Reproduce the items from the beginning through the line containing "paragraph-transfer-payments: 河南省市场监督管理局负责管理的专项转移支付项目共有 3", inclusive, substituting "效能" for every occurrence of "绩效" and leaving everything else unchanged.

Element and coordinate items
* * * * *

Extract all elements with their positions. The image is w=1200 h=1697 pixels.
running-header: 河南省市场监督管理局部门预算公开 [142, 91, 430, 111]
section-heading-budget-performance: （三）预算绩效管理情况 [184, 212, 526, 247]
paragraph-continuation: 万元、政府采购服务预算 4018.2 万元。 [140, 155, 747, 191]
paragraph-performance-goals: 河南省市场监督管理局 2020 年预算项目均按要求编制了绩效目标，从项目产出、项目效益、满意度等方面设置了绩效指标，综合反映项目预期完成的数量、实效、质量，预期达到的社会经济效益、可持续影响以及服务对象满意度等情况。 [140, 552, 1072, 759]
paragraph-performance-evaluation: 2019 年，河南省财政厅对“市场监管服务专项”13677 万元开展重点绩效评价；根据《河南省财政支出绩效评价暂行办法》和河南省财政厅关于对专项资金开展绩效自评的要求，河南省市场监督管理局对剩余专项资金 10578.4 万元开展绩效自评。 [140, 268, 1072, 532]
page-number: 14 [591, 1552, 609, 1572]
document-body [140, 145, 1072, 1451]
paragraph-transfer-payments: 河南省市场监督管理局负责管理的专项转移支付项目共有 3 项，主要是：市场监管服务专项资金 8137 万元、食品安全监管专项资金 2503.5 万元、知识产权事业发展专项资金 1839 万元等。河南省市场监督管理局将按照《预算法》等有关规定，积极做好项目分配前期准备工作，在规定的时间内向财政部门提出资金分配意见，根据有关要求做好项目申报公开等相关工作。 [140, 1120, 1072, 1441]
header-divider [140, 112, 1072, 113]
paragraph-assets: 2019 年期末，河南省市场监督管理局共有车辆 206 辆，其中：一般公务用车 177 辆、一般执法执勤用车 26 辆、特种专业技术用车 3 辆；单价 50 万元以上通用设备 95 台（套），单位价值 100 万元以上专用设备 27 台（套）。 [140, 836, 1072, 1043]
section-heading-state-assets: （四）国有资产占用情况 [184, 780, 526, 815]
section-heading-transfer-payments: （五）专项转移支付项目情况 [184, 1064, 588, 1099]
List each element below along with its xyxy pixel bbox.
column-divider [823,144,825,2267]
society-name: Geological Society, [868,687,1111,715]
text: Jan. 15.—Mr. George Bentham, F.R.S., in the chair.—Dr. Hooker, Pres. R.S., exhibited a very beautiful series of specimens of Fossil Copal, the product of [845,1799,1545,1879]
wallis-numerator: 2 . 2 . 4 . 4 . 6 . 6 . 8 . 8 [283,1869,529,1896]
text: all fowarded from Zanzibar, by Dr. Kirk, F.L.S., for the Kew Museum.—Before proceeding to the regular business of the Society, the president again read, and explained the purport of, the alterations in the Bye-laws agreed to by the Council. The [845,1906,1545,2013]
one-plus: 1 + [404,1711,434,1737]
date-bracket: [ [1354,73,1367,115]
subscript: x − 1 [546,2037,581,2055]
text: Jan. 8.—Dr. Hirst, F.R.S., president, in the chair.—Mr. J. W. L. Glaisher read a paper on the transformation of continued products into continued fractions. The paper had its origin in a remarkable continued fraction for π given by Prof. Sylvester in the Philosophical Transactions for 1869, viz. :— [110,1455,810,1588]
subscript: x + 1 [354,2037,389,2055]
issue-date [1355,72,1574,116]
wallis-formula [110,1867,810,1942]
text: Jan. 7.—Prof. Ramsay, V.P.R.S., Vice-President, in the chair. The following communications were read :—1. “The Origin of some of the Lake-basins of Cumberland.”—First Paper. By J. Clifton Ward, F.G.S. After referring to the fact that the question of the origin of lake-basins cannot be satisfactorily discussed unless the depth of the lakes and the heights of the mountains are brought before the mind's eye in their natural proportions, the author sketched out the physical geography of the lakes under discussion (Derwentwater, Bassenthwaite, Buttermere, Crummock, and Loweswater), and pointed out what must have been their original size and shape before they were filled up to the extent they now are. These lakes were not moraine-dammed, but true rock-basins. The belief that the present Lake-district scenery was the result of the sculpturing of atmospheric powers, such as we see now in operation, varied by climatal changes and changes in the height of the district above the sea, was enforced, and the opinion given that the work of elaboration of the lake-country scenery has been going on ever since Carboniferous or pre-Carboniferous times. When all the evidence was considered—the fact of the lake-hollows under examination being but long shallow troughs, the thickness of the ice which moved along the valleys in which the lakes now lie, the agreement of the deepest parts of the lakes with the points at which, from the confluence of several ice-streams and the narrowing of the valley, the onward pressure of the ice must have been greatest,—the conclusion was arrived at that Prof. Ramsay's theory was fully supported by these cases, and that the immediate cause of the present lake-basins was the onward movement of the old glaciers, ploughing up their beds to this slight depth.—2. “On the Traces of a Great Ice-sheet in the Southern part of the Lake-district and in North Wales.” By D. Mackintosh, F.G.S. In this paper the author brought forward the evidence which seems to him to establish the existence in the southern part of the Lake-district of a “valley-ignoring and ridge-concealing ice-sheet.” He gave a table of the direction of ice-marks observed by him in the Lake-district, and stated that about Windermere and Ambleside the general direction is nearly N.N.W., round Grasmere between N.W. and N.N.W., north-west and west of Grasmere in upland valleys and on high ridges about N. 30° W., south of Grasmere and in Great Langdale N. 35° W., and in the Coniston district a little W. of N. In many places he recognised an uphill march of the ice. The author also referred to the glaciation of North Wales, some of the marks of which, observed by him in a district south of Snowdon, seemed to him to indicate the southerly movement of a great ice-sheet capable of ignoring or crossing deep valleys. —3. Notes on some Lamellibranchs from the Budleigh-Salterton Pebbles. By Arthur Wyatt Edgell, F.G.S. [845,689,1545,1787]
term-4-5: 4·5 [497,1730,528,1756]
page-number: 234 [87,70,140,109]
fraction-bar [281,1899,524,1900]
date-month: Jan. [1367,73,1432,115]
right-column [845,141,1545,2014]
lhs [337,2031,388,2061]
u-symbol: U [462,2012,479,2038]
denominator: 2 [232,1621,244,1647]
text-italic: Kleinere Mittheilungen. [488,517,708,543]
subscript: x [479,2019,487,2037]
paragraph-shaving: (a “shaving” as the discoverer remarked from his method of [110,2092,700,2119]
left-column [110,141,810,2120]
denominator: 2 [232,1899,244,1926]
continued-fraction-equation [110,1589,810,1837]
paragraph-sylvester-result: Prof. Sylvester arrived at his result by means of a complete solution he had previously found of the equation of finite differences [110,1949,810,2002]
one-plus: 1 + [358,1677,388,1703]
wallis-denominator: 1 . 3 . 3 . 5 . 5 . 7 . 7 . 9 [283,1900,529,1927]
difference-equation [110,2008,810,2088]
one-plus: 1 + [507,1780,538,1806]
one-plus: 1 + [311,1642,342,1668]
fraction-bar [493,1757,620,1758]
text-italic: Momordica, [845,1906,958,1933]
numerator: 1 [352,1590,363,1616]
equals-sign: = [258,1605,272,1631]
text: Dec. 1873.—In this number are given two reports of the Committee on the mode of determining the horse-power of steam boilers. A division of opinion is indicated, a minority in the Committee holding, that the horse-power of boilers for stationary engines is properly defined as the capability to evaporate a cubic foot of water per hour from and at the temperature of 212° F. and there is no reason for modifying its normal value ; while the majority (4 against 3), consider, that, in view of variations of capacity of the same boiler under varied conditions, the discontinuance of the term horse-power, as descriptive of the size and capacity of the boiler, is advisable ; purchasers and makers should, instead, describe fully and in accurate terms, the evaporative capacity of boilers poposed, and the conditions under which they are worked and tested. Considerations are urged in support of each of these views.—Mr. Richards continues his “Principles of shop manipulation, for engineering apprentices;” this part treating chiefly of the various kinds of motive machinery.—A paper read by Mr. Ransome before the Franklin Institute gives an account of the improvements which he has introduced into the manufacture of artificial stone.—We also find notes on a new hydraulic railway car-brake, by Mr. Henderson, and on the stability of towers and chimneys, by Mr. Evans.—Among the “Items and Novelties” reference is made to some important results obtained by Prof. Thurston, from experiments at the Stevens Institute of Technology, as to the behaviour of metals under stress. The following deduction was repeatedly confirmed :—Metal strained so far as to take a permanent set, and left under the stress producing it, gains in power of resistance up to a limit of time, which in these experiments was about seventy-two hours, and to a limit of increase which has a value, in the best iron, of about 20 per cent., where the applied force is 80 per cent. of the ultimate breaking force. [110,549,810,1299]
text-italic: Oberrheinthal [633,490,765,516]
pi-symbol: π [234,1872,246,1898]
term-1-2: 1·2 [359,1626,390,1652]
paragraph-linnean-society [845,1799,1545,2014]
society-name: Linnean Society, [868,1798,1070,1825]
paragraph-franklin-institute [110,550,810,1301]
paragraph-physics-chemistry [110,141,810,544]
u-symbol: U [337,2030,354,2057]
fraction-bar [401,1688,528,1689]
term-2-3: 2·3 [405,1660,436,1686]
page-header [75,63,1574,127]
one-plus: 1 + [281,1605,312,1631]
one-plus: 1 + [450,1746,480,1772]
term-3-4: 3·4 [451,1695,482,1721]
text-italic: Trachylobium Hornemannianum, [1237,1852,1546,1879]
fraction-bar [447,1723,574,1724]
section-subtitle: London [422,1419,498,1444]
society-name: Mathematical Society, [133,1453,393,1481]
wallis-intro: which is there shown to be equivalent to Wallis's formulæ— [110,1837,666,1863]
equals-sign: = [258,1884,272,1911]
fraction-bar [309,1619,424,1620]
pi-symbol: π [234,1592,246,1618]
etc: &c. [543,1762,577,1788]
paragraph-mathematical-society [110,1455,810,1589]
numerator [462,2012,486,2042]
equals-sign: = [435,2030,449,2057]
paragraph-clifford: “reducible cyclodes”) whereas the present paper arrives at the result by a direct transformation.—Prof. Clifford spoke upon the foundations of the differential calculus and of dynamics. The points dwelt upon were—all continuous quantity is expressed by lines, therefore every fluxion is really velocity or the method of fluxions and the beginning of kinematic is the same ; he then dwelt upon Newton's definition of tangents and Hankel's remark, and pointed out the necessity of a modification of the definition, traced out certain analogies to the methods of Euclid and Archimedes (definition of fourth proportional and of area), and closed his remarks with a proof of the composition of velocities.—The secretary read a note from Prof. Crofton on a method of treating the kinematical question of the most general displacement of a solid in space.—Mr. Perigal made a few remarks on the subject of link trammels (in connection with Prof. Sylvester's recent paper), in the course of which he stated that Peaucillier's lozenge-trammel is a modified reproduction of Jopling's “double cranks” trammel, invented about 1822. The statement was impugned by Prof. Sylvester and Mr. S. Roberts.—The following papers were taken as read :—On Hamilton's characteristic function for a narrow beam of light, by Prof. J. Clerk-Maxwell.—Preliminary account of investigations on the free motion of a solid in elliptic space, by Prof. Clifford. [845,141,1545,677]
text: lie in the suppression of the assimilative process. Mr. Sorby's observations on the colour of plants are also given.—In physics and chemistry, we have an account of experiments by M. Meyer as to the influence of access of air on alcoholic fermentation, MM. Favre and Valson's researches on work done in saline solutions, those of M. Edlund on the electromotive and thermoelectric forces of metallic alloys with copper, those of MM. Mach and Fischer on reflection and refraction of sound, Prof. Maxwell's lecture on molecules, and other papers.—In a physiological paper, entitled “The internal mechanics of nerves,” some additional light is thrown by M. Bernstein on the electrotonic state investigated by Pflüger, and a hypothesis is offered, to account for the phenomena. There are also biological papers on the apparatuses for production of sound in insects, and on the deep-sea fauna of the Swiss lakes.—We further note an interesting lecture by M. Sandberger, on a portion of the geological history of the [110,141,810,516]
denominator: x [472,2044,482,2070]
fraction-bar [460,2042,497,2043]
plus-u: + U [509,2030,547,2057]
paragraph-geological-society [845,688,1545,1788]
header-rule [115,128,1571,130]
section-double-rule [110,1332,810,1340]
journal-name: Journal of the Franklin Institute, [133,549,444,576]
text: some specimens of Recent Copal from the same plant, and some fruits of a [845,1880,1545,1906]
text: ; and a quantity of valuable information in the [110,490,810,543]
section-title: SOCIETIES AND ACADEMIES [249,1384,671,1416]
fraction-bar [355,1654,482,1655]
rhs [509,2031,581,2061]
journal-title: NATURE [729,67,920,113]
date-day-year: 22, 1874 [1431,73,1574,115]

* * * * *

§ Task output
Extract all elements with their positions. The image is w=1200 h=1697 pixels.
running-header: 河南省市场监督管理局部门预算公开 [142, 91, 430, 111]
section-heading-budget-performance: （三）预算效能管理情况 [184, 212, 526, 247]
paragraph-continuation: 万元、政府采购服务预算 4018.2 万元。 [140, 155, 747, 191]
paragraph-performance-goals: 河南省市场监督管理局 2020 年预算项目均按要求编制了效能目标，从项目产出、项目效益、满意度等方面设置了效能指标，综合反映项目预期完成的数量、实效、质量，预期达到的社会经济效益、可持续影响以及服务对象满意度等情况。 [140, 552, 1072, 759]
paragraph-performance-evaluation: 2019 年，河南省财政厅对“市场监管服务专项”13677 万元开展重点效能评价；根据《河南省财政支出效能评价暂行办法》和河南省财政厅关于对专项资金开展效能自评的要求，河南省市场监督管理局对剩余专项资金 10578.4 万元开展效能自评。 [140, 268, 1072, 532]
page-number: 14 [591, 1552, 609, 1572]
document-body [140, 145, 1072, 1451]
paragraph-transfer-payments: 河南省市场监督管理局负责管理的专项转移支付项目共有 3 项，主要是：市场监管服务专项资金 8137 万元、食品安全监管专项资金 2503.5 万元、知识产权事业发展专项资金 1839 万元等。河南省市场监督管理局将按照《预算法》等有关规定，积极做好项目分配前期准备工作，在规定的时间内向财政部门提出资金分配意见，根据有关要求做好项目申报公开等相关工作。 [140, 1120, 1072, 1441]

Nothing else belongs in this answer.